SET TASK:
Locate the string "Reserved" in the records below. Copy every line where it occurs.

RAW DATA:
- - - - -
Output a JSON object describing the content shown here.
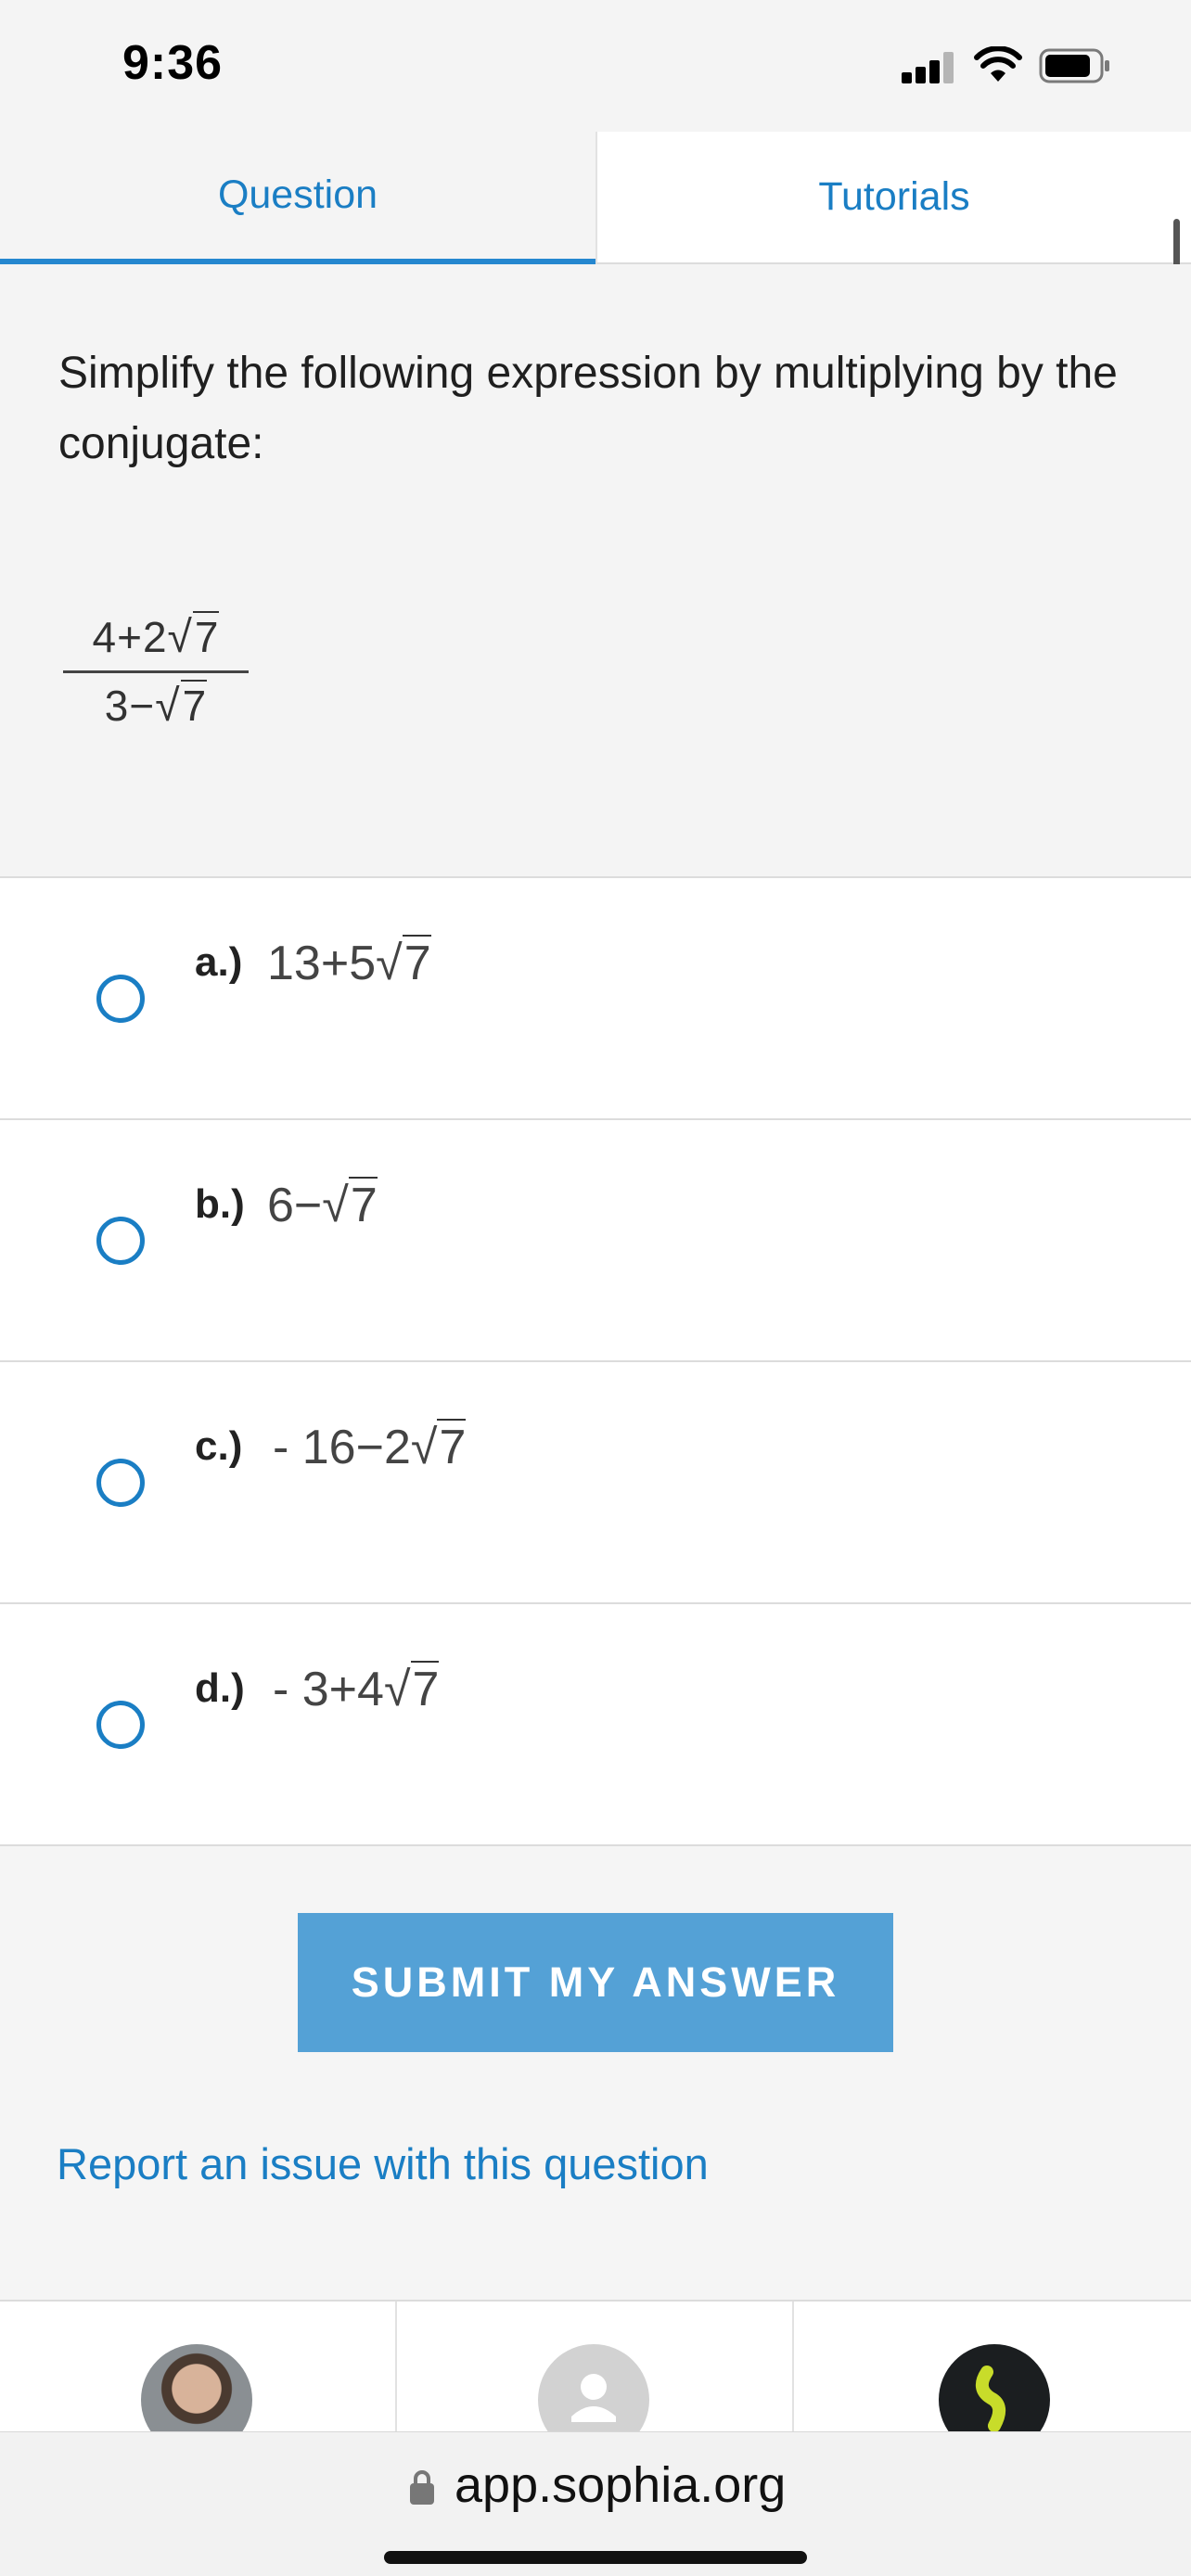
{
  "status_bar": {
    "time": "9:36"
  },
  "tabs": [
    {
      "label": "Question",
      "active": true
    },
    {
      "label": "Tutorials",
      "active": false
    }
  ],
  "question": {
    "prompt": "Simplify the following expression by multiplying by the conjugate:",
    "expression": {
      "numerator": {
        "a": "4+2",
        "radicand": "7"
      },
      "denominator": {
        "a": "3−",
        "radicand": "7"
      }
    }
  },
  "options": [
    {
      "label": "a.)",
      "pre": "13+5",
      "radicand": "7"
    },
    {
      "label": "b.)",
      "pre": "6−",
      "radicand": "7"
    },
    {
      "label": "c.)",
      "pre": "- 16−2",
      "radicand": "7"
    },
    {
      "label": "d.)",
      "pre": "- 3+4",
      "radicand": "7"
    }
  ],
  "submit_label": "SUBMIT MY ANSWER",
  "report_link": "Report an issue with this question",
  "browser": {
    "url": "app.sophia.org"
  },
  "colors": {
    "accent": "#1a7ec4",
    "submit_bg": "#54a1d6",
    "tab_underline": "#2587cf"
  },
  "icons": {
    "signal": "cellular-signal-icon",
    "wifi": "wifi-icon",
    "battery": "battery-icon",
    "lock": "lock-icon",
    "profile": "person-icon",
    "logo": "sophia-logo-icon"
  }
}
- - - - -
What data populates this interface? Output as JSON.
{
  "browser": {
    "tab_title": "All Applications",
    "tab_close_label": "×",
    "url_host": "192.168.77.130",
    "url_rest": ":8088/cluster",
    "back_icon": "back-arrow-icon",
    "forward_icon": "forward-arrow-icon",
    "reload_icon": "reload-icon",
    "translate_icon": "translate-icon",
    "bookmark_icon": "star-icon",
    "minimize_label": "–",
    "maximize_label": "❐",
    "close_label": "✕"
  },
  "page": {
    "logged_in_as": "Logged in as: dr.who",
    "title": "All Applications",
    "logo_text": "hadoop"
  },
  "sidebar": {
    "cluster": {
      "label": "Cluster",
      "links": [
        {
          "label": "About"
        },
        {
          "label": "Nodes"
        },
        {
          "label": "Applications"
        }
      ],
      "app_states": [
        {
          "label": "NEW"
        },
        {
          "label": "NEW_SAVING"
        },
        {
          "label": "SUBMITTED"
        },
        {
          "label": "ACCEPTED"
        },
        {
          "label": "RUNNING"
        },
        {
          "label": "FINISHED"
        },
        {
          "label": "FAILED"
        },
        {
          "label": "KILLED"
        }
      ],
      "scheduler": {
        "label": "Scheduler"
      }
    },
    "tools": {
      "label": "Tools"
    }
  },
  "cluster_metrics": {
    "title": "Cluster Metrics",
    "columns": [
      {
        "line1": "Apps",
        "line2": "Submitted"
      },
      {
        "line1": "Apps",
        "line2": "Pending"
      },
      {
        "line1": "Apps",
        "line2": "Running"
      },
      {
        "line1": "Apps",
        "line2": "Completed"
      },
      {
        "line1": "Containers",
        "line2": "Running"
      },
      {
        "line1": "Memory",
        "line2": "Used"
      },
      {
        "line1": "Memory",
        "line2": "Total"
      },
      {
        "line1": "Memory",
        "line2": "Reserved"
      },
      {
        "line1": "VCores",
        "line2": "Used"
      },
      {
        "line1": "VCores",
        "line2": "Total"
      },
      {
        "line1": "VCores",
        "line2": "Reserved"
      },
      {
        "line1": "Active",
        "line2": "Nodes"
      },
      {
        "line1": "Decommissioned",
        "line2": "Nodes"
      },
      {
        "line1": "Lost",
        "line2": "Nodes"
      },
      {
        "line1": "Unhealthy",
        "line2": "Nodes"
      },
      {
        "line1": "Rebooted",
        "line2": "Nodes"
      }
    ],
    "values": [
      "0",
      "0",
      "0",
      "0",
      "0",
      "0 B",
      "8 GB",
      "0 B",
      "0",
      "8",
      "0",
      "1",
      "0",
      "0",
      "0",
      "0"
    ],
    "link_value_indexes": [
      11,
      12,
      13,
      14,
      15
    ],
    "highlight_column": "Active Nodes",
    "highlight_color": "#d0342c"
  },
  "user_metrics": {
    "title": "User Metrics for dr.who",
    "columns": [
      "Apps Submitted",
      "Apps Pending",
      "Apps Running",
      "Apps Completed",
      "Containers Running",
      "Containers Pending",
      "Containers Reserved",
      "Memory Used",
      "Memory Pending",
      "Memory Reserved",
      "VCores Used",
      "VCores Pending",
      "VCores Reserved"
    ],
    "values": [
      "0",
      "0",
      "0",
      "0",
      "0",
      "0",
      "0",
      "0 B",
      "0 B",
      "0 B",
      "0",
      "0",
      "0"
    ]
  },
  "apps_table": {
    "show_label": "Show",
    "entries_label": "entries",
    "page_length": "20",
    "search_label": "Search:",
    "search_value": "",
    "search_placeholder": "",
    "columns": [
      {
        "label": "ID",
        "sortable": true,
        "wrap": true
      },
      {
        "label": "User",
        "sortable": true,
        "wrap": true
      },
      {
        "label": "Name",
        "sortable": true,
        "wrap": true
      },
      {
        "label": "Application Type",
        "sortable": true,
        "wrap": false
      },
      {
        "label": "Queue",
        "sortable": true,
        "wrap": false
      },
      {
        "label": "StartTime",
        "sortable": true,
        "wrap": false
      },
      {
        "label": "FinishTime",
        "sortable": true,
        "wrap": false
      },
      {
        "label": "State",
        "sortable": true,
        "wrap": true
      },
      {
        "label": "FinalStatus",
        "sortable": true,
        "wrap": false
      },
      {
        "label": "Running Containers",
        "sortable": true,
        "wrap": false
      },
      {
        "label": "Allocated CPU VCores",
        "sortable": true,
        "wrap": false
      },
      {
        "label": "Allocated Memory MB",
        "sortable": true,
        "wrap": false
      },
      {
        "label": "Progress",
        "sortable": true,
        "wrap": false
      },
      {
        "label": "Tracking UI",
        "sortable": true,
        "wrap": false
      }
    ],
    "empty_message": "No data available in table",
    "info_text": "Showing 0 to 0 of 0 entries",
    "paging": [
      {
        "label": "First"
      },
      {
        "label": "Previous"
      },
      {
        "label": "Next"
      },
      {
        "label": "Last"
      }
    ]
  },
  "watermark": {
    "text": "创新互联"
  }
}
- - - - -
REPLY:
        "line2": "Reserved"
        "line2": "Reserved"
      "Containers Reserved",
      "Memory Reserved",
      "VCores Reserved"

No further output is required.